Task objective >>
Collect every line below that contains the word "study".
[Start Data section]
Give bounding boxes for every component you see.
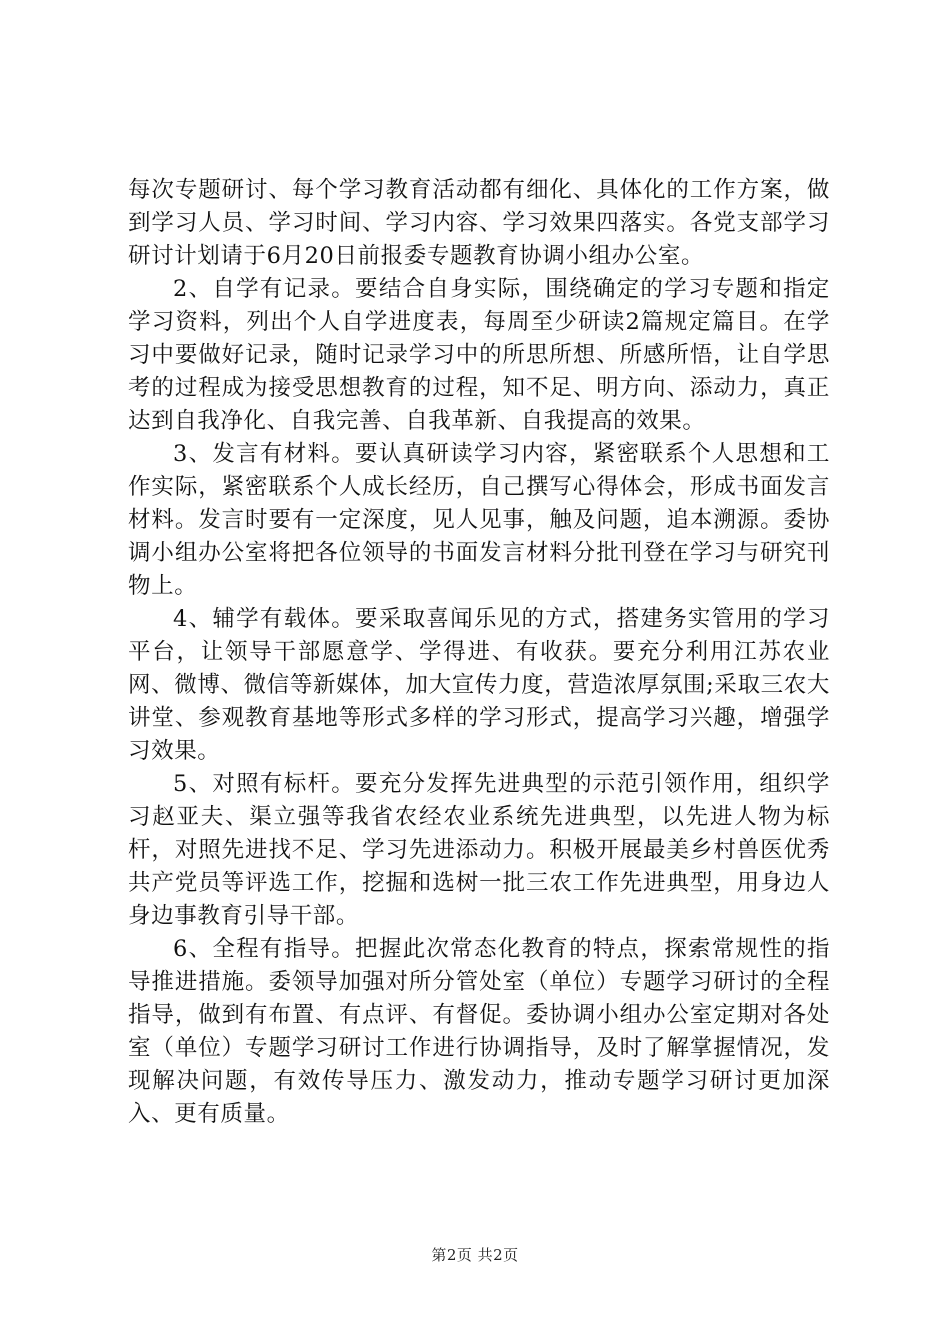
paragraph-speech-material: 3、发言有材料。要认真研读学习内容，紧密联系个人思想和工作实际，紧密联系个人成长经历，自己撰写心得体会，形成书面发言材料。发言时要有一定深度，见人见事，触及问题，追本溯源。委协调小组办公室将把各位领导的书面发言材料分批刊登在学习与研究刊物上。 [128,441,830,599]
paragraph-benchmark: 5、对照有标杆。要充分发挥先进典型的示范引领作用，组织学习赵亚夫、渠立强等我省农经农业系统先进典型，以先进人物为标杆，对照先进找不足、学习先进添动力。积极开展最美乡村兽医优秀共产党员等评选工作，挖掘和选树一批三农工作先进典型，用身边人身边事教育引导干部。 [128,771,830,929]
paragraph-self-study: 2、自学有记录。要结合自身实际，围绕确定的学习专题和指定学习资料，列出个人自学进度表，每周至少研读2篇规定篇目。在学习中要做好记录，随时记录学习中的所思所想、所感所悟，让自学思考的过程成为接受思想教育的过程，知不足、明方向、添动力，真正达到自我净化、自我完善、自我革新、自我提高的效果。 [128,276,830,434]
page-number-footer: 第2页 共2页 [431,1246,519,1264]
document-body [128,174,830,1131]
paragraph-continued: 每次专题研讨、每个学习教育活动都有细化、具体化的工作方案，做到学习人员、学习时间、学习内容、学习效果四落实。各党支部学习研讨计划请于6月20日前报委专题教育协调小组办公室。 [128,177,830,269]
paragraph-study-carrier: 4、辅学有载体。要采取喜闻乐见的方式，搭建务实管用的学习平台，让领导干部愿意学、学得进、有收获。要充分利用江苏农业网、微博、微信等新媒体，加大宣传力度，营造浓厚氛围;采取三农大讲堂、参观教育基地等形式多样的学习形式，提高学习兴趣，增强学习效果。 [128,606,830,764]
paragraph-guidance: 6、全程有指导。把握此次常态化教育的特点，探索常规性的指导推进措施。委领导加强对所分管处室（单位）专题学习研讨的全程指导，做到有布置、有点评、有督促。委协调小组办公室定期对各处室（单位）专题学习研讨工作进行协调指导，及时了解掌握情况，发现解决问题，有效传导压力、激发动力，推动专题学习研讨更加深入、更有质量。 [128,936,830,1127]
[End Data section]
[Start Data section]
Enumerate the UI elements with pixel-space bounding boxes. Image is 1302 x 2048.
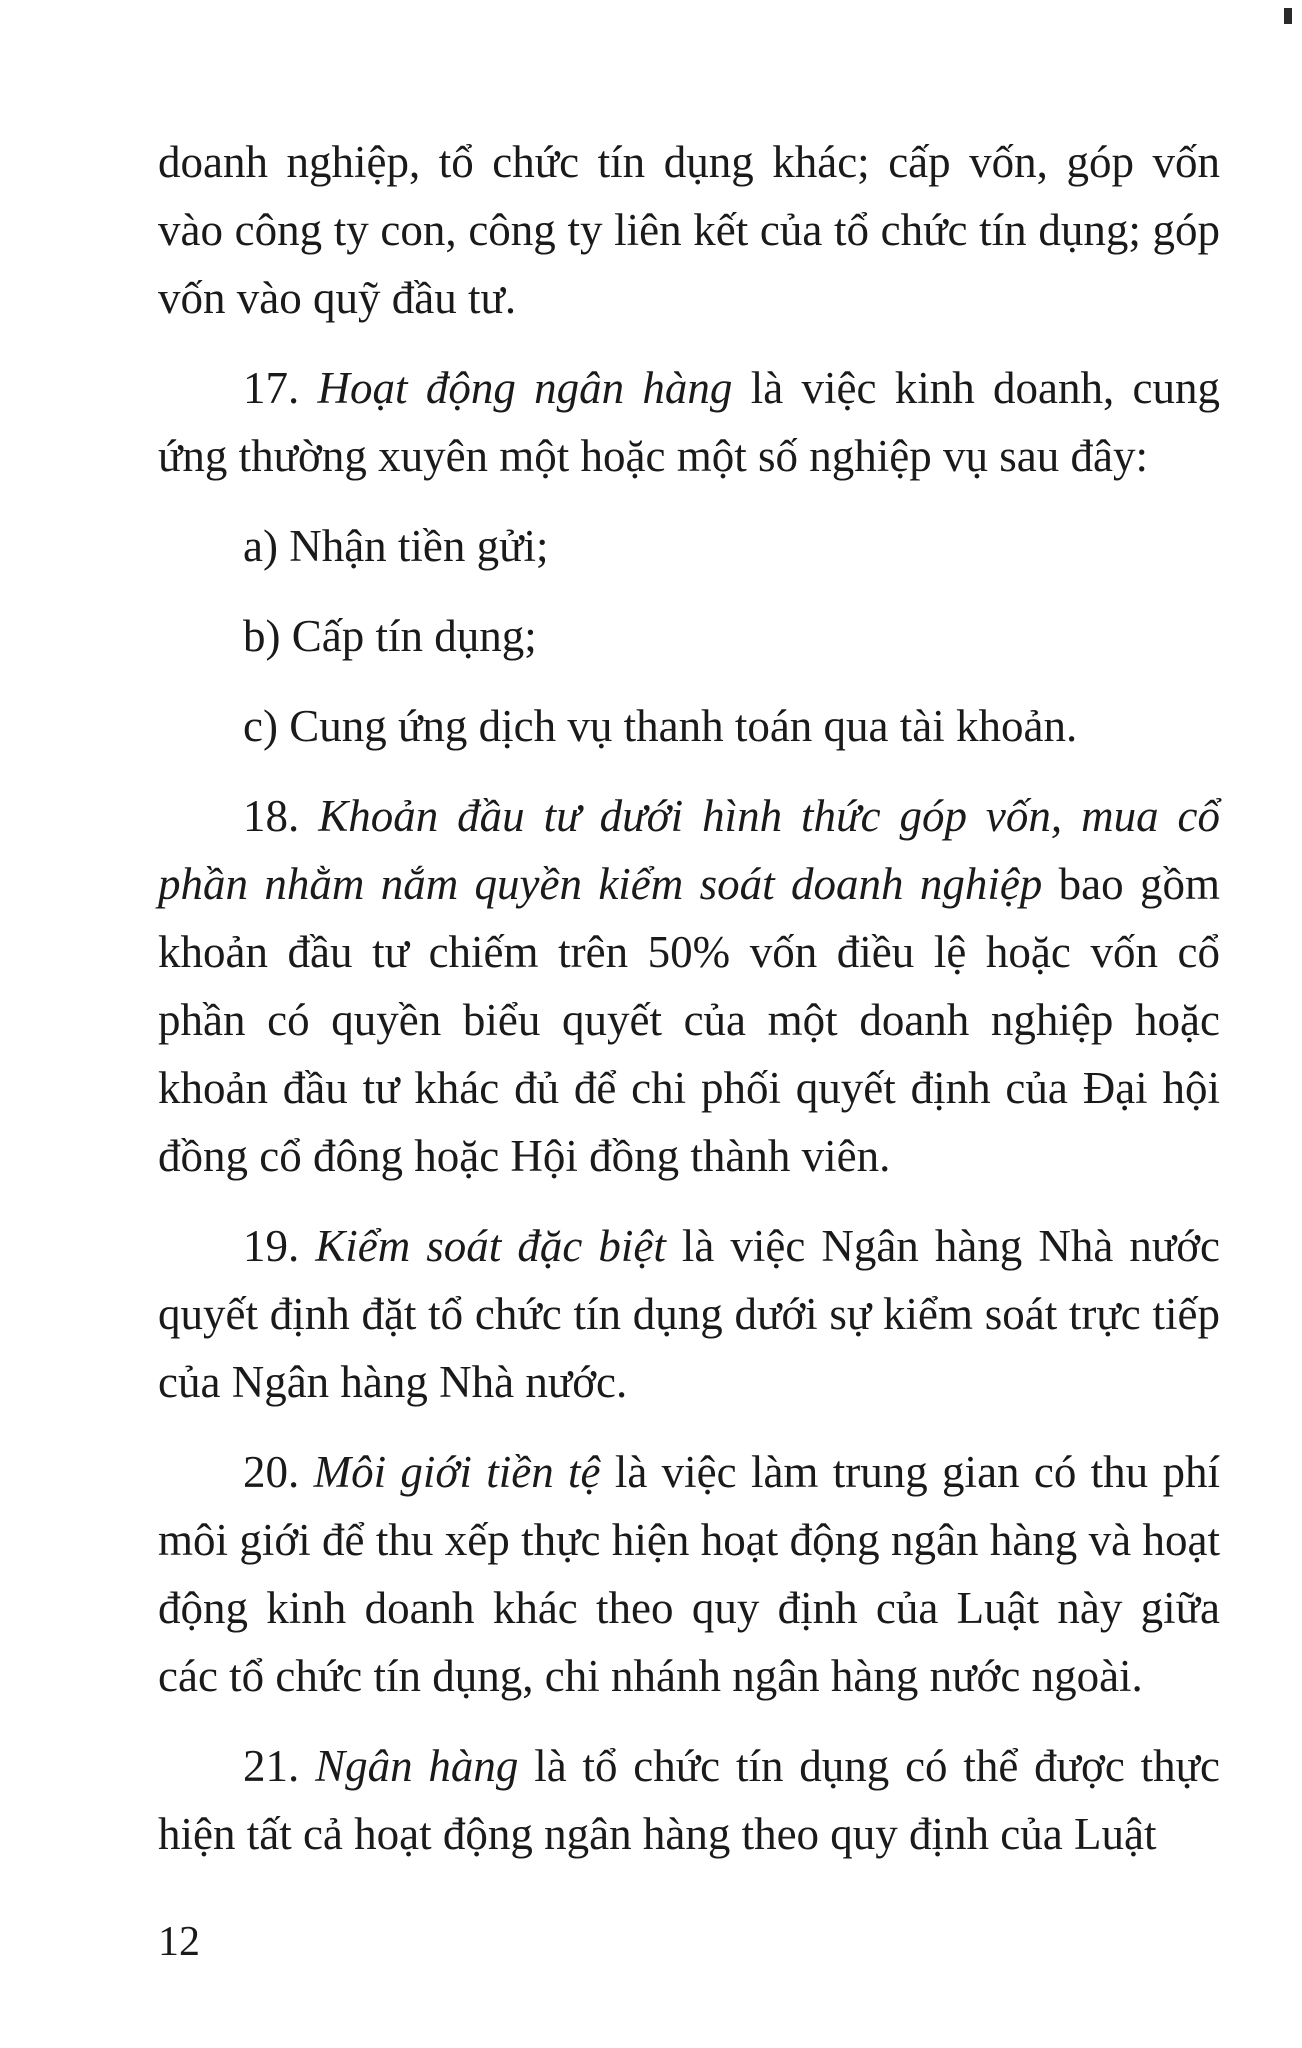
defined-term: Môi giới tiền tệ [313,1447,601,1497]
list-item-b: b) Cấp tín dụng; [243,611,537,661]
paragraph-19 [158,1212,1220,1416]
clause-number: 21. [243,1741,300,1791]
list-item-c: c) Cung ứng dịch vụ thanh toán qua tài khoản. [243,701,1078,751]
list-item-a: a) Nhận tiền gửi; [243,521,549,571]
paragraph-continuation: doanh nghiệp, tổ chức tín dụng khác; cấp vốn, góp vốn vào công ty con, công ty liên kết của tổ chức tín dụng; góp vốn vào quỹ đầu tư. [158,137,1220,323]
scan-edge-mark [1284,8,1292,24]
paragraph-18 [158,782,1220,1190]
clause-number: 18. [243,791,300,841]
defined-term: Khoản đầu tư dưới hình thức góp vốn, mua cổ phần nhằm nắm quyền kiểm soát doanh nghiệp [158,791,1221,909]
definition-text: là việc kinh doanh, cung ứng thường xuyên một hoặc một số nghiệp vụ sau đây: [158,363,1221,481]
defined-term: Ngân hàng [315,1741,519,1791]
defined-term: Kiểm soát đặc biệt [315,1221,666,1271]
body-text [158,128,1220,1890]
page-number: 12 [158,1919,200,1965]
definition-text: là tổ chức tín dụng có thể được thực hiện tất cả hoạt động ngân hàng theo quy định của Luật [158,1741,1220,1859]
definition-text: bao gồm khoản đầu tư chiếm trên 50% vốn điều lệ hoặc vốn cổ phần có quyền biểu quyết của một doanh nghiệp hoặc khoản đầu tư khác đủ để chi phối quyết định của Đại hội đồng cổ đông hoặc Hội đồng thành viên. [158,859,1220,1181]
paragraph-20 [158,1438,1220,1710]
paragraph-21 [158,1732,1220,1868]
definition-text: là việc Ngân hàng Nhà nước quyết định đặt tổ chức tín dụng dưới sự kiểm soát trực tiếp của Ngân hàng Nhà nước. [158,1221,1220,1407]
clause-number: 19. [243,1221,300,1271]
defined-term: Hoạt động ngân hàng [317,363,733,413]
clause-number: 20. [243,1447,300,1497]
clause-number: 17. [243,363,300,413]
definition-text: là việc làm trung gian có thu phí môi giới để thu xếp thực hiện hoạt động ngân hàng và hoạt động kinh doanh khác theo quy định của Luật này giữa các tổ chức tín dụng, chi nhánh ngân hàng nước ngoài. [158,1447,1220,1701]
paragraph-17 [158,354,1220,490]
[End Data section]
Result of this exercise >>
paragraph-self-study: 2、自学有记录。要结合自身实际，围绕确定的学习专题和指定学习资料，列出个人自学进度表，每周至少研读2篇规定篇目。在学习中要做好记录，随时记录学习中的所思所想、所感所悟，让自学思考的过程成为接受思想教育的过程，知不足、明方向、添动力，真正达到自我净化、自我完善、自我革新、自我提高的效果。 [128,276,830,434]
paragraph-study-carrier: 4、辅学有载体。要采取喜闻乐见的方式，搭建务实管用的学习平台，让领导干部愿意学、学得进、有收获。要充分利用江苏农业网、微博、微信等新媒体，加大宣传力度，营造浓厚氛围;采取三农大讲堂、参观教育基地等形式多样的学习形式，提高学习兴趣，增强学习效果。 [128,606,830,764]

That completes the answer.